* Start *

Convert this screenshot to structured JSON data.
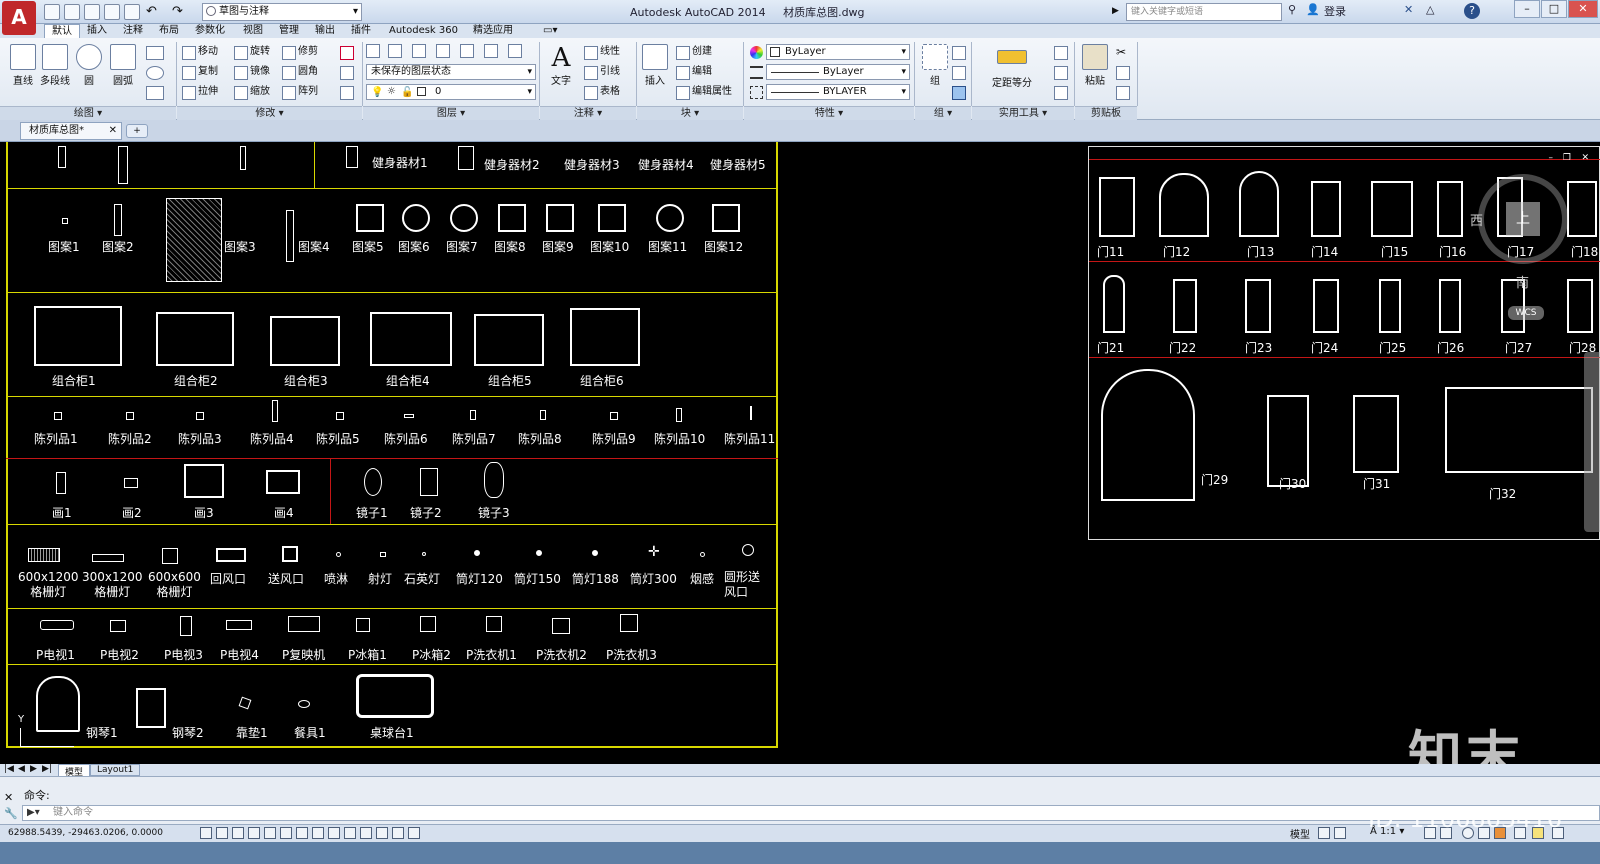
{
  "titlebar": {
    "app_title": "Autodesk AutoCAD 2014",
    "file_name": "材质库总图.dwg",
    "workspace": "草图与注释",
    "search_placeholder": "键入关键字或短语",
    "login": "登录",
    "logo_letter": "A"
  },
  "ribbon_tabs": [
    "默认",
    "插入",
    "注释",
    "布局",
    "参数化",
    "视图",
    "管理",
    "输出",
    "插件",
    "Autodesk 360",
    "精选应用"
  ],
  "ribbon": {
    "draw": {
      "title": "绘图 ▾",
      "line": "直线",
      "polyline": "多段线",
      "circle": "圆",
      "arc": "圆弧"
    },
    "modify": {
      "title": "修改 ▾",
      "move": "移动",
      "rotate": "旋转",
      "trim": "修剪",
      "copy": "复制",
      "mirror": "镜像",
      "fillet": "圆角",
      "stretch": "拉伸",
      "scale": "缩放",
      "array": "阵列"
    },
    "layers": {
      "title": "图层 ▾",
      "state": "未保存的图层状态",
      "current": "0"
    },
    "annotation": {
      "title": "注释 ▾",
      "text": "文字",
      "linear": "线性",
      "leader": "引线",
      "table": "表格"
    },
    "block": {
      "title": "块 ▾",
      "insert": "插入",
      "create": "创建",
      "edit": "编辑",
      "edit_attr": "编辑属性"
    },
    "properties": {
      "title": "特性 ▾",
      "color": "ByLayer",
      "linetype": "ByLayer",
      "lineweight": "BYLAYER"
    },
    "groups": {
      "title": "组 ▾",
      "group": "组"
    },
    "utilities": {
      "title": "实用工具 ▾",
      "measure": "定距等分"
    },
    "clipboard": {
      "title": "剪贴板",
      "paste": "粘贴"
    }
  },
  "doc_tab": "材质库总图*",
  "drawing": {
    "row1": [
      "健身器材1",
      "健身器材2",
      "健身器材3",
      "健身器材4",
      "健身器材5"
    ],
    "patterns": [
      "图案1",
      "图案2",
      "图案3",
      "图案4",
      "图案5",
      "图案6",
      "图案7",
      "图案8",
      "图案9",
      "图案10",
      "图案11",
      "图案12"
    ],
    "cabinets": [
      "组合柜1",
      "组合柜2",
      "组合柜3",
      "组合柜4",
      "组合柜5",
      "组合柜6"
    ],
    "displays": [
      "陈列品1",
      "陈列品2",
      "陈列品3",
      "陈列品4",
      "陈列品5",
      "陈列品6",
      "陈列品7",
      "陈列品8",
      "陈列品9",
      "陈列品10",
      "陈列品11"
    ],
    "paintings": [
      "画1",
      "画2",
      "画3",
      "画4"
    ],
    "mirrors": [
      "镜子1",
      "镜子2",
      "镜子3"
    ],
    "lights": [
      [
        "600x1200",
        "格栅灯"
      ],
      [
        "300x1200",
        "格栅灯"
      ],
      [
        "600x600",
        "格栅灯"
      ],
      [
        "回风口"
      ],
      [
        "送风口"
      ],
      [
        "喷淋"
      ],
      [
        "射灯"
      ],
      [
        "石英灯"
      ],
      [
        "筒灯120"
      ],
      [
        "筒灯150"
      ],
      [
        "筒灯188"
      ],
      [
        "筒灯300"
      ],
      [
        "烟感"
      ],
      [
        "圆形送",
        "风口"
      ]
    ],
    "appliances": [
      "P电视1",
      "P电视2",
      "P电视3",
      "P电视4",
      "P复映机",
      "P冰箱1",
      "P冰箱2",
      "P洗衣机1",
      "P洗衣机2",
      "P洗衣机3"
    ],
    "misc": [
      "钢琴1",
      "钢琴2",
      "靠垫1",
      "餐具1",
      "桌球台1"
    ],
    "doors_row1": [
      "门11",
      "门12",
      "门13",
      "门14",
      "门15",
      "门16",
      "门17",
      "门18"
    ],
    "doors_row2": [
      "门21",
      "门22",
      "门23",
      "门24",
      "门25",
      "门26",
      "门27",
      "门28"
    ],
    "doors_row3": [
      "门29",
      "门30",
      "门31",
      "门32"
    ],
    "viewcube": {
      "west": "西",
      "south": "南",
      "top": "上",
      "wcs": "WCS"
    },
    "watermark_logo": "知末",
    "watermark_id": "ID: 1106863416"
  },
  "layout_tabs": [
    "模型",
    "Layout1"
  ],
  "command": {
    "prompt": "命令:",
    "placeholder": "键入命令"
  },
  "status": {
    "coords": "62988.5439, -29463.0206, 0.0000",
    "model": "模型",
    "scale": "1:1"
  }
}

* End *

What you are asked to do ▸ Quote the preceding records in their entirety, excluding every picture.

Answer to the exercise ▸
Convert this screenshot to structured JSON data.
{
  "titlebar": {
    "app_title": "Autodesk AutoCAD 2014",
    "file_name": "材质库总图.dwg",
    "workspace": "草图与注释",
    "search_placeholder": "键入关键字或短语",
    "login": "登录",
    "logo_letter": "A"
  },
  "ribbon_tabs": [
    "默认",
    "插入",
    "注释",
    "布局",
    "参数化",
    "视图",
    "管理",
    "输出",
    "插件",
    "Autodesk 360",
    "精选应用"
  ],
  "ribbon": {
    "draw": {
      "title": "绘图 ▾",
      "line": "直线",
      "polyline": "多段线",
      "circle": "圆",
      "arc": "圆弧"
    },
    "modify": {
      "title": "修改 ▾",
      "move": "移动",
      "rotate": "旋转",
      "trim": "修剪",
      "copy": "复制",
      "mirror": "镜像",
      "fillet": "圆角",
      "stretch": "拉伸",
      "scale": "缩放",
      "array": "阵列"
    },
    "layers": {
      "title": "图层 ▾",
      "state": "未保存的图层状态",
      "current": "0"
    },
    "annotation": {
      "title": "注释 ▾",
      "text": "文字",
      "linear": "线性",
      "leader": "引线",
      "table": "表格"
    },
    "block": {
      "title": "块 ▾",
      "insert": "插入",
      "create": "创建",
      "edit": "编辑",
      "edit_attr": "编辑属性"
    },
    "properties": {
      "title": "特性 ▾",
      "color": "ByLayer",
      "linetype": "ByLayer",
      "lineweight": "BYLAYER"
    },
    "groups": {
      "title": "组 ▾",
      "group": "组"
    },
    "utilities": {
      "title": "实用工具 ▾",
      "measure": "定距等分"
    },
    "clipboard": {
      "title": "剪贴板",
      "paste": "粘贴"
    }
  },
  "doc_tab": "材质库总图*",
  "drawing": {
    "row1": [
      "健身器材1",
      "健身器材2",
      "健身器材3",
      "健身器材4",
      "健身器材5"
    ],
    "patterns": [
      "图案1",
      "图案2",
      "图案3",
      "图案4",
      "图案5",
      "图案6",
      "图案7",
      "图案8",
      "图案9",
      "图案10",
      "图案11",
      "图案12"
    ],
    "cabinets": [
      "组合柜1",
      "组合柜2",
      "组合柜3",
      "组合柜4",
      "组合柜5",
      "组合柜6"
    ],
    "displays": [
      "陈列品1",
      "陈列品2",
      "陈列品3",
      "陈列品4",
      "陈列品5",
      "陈列品6",
      "陈列品7",
      "陈列品8",
      "陈列品9",
      "陈列品10",
      "陈列品11"
    ],
    "paintings": [
      "画1",
      "画2",
      "画3",
      "画4"
    ],
    "mirrors": [
      "镜子1",
      "镜子2",
      "镜子3"
    ],
    "lights": [
      [
        "600x1200",
        "格栅灯"
      ],
      [
        "300x1200",
        "格栅灯"
      ],
      [
        "600x600",
        "格栅灯"
      ],
      [
        "回风口"
      ],
      [
        "送风口"
      ],
      [
        "喷淋"
      ],
      [
        "射灯"
      ],
      [
        "石英灯"
      ],
      [
        "筒灯120"
      ],
      [
        "筒灯150"
      ],
      [
        "筒灯188"
      ],
      [
        "筒灯300"
      ],
      [
        "烟感"
      ],
      [
        "圆形送",
        "风口"
      ]
    ],
    "appliances": [
      "P电视1",
      "P电视2",
      "P电视3",
      "P电视4",
      "P复映机",
      "P冰箱1",
      "P冰箱2",
      "P洗衣机1",
      "P洗衣机2",
      "P洗衣机3"
    ],
    "misc": [
      "钢琴1",
      "钢琴2",
      "靠垫1",
      "餐具1",
      "桌球台1"
    ],
    "doors_row1": [
      "门11",
      "门12",
      "门13",
      "门14",
      "门15",
      "门16",
      "门17",
      "门18"
    ],
    "doors_row2": [
      "门21",
      "门22",
      "门23",
      "门24",
      "门25",
      "门26",
      "门27",
      "门28"
    ],
    "doors_row3": [
      "门29",
      "门30",
      "门31",
      "门32"
    ],
    "viewcube": {
      "west": "西",
      "south": "南",
      "top": "上",
      "wcs": "WCS"
    },
    "watermark_logo": "知末",
    "watermark_id": "ID: 1106863416"
  },
  "layout_tabs": [
    "模型",
    "Layout1"
  ],
  "command": {
    "prompt": "命令:",
    "placeholder": "键入命令"
  },
  "status": {
    "coords": "62988.5439, -29463.0206, 0.0000",
    "model": "模型",
    "scale": "1:1"
  }
}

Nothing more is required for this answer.